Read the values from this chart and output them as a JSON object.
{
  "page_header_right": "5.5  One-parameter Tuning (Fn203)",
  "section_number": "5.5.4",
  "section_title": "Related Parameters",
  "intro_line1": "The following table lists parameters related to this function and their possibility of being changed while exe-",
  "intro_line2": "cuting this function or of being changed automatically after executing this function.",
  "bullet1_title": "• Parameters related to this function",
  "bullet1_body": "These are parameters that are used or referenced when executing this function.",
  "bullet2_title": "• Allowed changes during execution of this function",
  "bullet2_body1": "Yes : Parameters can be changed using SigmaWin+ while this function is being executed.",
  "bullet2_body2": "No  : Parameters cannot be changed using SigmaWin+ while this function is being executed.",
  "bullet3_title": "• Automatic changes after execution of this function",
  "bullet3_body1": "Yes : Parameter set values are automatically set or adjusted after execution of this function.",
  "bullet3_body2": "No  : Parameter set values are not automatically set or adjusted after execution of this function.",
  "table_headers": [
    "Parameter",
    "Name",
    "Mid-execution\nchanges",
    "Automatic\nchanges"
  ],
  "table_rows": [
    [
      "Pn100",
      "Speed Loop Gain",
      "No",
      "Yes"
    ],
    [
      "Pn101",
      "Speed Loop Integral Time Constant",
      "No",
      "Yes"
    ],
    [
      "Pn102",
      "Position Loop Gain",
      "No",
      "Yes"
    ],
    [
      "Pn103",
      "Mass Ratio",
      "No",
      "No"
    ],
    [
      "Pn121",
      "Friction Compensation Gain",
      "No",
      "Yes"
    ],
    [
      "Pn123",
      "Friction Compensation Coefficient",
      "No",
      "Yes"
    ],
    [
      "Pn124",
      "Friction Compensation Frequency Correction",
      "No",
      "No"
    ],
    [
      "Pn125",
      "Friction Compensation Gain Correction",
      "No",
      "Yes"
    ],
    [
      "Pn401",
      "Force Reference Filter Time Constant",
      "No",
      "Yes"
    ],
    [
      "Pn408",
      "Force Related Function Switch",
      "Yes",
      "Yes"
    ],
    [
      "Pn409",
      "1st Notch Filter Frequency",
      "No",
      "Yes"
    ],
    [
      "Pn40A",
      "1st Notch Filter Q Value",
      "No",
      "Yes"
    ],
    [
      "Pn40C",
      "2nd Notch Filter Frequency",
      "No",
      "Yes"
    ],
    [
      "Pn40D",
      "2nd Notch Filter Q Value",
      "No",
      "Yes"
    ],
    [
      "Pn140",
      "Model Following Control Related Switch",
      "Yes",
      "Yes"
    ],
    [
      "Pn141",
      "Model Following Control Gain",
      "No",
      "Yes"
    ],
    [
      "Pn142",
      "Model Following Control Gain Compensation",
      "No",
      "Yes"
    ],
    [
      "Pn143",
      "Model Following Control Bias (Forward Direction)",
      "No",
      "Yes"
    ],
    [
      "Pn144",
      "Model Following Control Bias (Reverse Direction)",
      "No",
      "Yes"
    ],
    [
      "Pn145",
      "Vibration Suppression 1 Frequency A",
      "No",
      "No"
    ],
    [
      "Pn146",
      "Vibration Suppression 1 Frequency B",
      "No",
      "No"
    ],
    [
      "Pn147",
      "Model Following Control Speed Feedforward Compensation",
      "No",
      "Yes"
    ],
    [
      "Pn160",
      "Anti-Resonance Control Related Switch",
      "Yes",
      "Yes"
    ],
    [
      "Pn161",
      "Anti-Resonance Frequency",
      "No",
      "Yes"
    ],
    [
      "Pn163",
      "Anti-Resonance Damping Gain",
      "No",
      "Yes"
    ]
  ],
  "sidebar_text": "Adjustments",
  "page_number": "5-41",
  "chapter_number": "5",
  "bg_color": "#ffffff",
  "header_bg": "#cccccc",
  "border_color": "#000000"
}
---
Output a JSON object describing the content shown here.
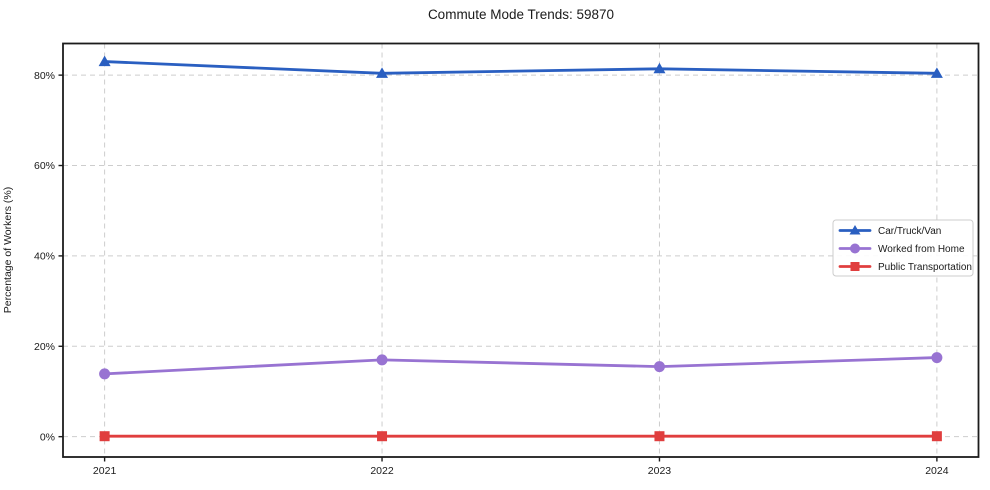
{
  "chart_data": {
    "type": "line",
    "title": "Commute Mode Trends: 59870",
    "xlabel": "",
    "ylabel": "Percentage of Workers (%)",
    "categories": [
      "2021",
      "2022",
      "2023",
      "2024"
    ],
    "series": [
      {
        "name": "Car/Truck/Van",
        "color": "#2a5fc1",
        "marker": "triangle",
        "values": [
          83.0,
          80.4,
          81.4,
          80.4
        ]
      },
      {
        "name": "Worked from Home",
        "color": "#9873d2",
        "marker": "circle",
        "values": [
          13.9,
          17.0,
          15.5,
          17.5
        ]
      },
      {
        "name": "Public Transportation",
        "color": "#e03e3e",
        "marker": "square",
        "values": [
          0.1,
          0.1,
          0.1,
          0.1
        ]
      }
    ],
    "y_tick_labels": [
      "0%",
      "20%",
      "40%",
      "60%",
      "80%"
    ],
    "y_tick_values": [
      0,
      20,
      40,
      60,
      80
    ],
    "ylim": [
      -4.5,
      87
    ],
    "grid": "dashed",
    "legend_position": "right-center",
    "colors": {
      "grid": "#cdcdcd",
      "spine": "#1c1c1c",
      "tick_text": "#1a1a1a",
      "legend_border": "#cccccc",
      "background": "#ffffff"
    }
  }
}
...
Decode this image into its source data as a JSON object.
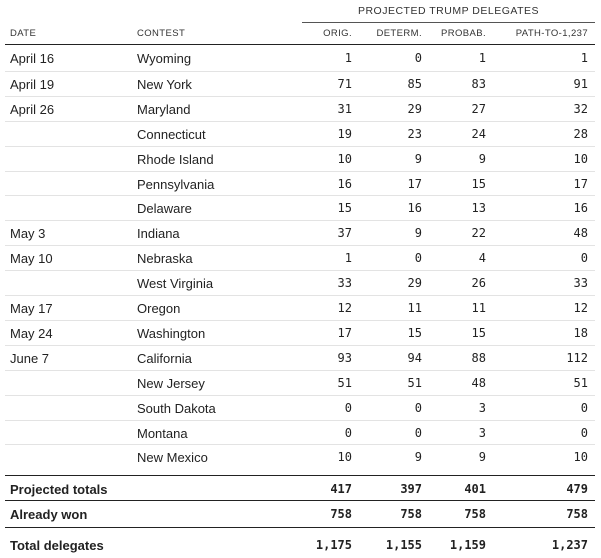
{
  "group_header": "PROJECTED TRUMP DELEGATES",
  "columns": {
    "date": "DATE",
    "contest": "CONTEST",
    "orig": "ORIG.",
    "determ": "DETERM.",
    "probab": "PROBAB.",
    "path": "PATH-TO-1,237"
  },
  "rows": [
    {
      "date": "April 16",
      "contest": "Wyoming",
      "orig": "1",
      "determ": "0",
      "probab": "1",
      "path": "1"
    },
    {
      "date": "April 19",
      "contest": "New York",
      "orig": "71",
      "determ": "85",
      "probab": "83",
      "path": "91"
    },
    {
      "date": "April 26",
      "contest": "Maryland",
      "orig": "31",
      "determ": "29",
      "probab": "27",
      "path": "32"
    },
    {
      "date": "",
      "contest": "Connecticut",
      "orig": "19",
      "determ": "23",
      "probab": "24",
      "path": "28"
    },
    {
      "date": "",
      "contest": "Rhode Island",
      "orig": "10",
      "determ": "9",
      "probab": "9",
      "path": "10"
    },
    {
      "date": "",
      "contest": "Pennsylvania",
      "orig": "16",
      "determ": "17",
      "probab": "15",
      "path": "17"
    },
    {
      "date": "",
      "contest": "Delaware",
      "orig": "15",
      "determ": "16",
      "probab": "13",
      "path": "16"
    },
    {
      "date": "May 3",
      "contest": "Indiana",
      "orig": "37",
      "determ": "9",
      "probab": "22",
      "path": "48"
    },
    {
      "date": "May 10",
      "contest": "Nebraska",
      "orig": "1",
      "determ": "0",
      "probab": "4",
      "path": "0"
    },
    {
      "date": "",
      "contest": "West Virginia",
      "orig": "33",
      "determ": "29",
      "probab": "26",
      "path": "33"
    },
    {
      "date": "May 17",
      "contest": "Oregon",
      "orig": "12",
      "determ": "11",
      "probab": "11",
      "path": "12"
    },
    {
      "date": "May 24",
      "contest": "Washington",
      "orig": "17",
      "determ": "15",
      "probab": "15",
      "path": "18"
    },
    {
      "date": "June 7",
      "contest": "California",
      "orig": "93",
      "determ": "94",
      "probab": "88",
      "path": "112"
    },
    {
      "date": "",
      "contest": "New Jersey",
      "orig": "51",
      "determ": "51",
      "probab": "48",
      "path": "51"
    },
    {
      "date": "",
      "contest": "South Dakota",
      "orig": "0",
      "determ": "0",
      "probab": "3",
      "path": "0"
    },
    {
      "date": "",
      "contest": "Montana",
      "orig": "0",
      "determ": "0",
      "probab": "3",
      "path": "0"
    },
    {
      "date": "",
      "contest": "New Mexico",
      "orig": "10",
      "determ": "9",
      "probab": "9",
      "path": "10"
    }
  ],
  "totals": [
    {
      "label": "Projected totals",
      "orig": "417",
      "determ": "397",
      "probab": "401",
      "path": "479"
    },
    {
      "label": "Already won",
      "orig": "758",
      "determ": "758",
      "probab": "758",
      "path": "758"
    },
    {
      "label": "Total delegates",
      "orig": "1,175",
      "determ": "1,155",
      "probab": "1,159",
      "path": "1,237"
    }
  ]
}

REQUIREMENTS: Search the entries for the word "Loop", then gather every line that has it.

OUTPUT FOR THIS TASK:
      "Speed Loop Gain",
      "Speed Loop Integral Time Constant",
      "Position Loop Gain",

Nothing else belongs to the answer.